──────── Extracted material ────────

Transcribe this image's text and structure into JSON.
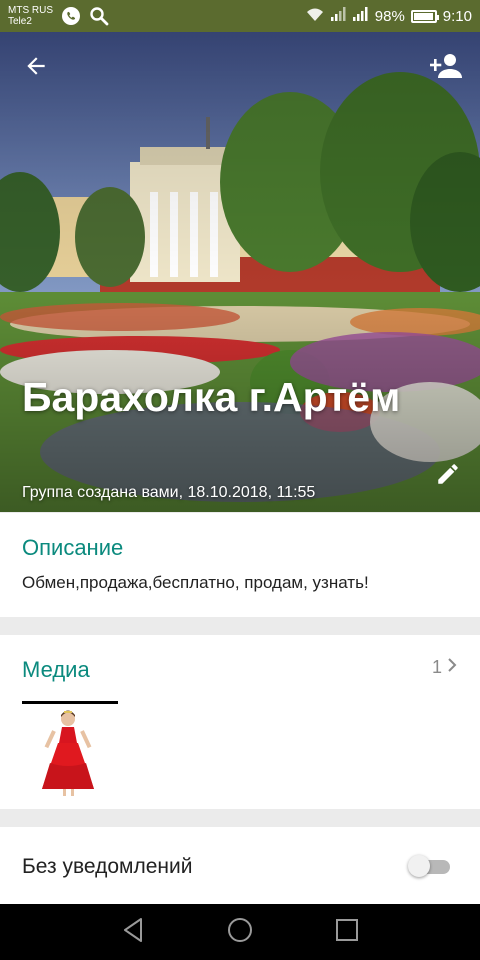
{
  "status_bar": {
    "carrier_1": "MTS RUS",
    "carrier_2": "Tele2",
    "battery": "98%",
    "battery_level": 0.98,
    "time": "9:10"
  },
  "header": {
    "title": "Барахолка г.Артём",
    "subtitle": "Группа создана вами, 18.10.2018, 11:55"
  },
  "description": {
    "label": "Описание",
    "text": "Обмен,продажа,бесплатно, продам, узнать!"
  },
  "media": {
    "label": "Медиа",
    "count": "1"
  },
  "notifications": {
    "label": "Без уведомлений",
    "enabled": false
  },
  "colors": {
    "accent": "#0b8a7e",
    "status_bar": "#5b6b2f",
    "nav_bar": "#000000"
  },
  "icons": [
    "call-icon",
    "search-icon",
    "wifi-icon",
    "signal-icon",
    "battery-icon",
    "back-arrow-icon",
    "add-participant-icon",
    "edit-pencil-icon",
    "chevron-right-icon",
    "nav-back-icon",
    "nav-home-icon",
    "nav-recents-icon"
  ]
}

────────

Set problem
Omit any images, then output the listing exactly.

Task answer
Transcribe this image's text and structure into JSON.
{
  "status_bar": {
    "carrier_1": "MTS RUS",
    "carrier_2": "Tele2",
    "battery": "98%",
    "battery_level": 0.98,
    "time": "9:10"
  },
  "header": {
    "title": "Барахолка г.Артём",
    "subtitle": "Группа создана вами, 18.10.2018, 11:55"
  },
  "description": {
    "label": "Описание",
    "text": "Обмен,продажа,бесплатно, продам, узнать!"
  },
  "media": {
    "label": "Медиа",
    "count": "1"
  },
  "notifications": {
    "label": "Без уведомлений",
    "enabled": false
  },
  "colors": {
    "accent": "#0b8a7e",
    "status_bar": "#5b6b2f",
    "nav_bar": "#000000"
  },
  "icons": [
    "call-icon",
    "search-icon",
    "wifi-icon",
    "signal-icon",
    "battery-icon",
    "back-arrow-icon",
    "add-participant-icon",
    "edit-pencil-icon",
    "chevron-right-icon",
    "nav-back-icon",
    "nav-home-icon",
    "nav-recents-icon"
  ]
}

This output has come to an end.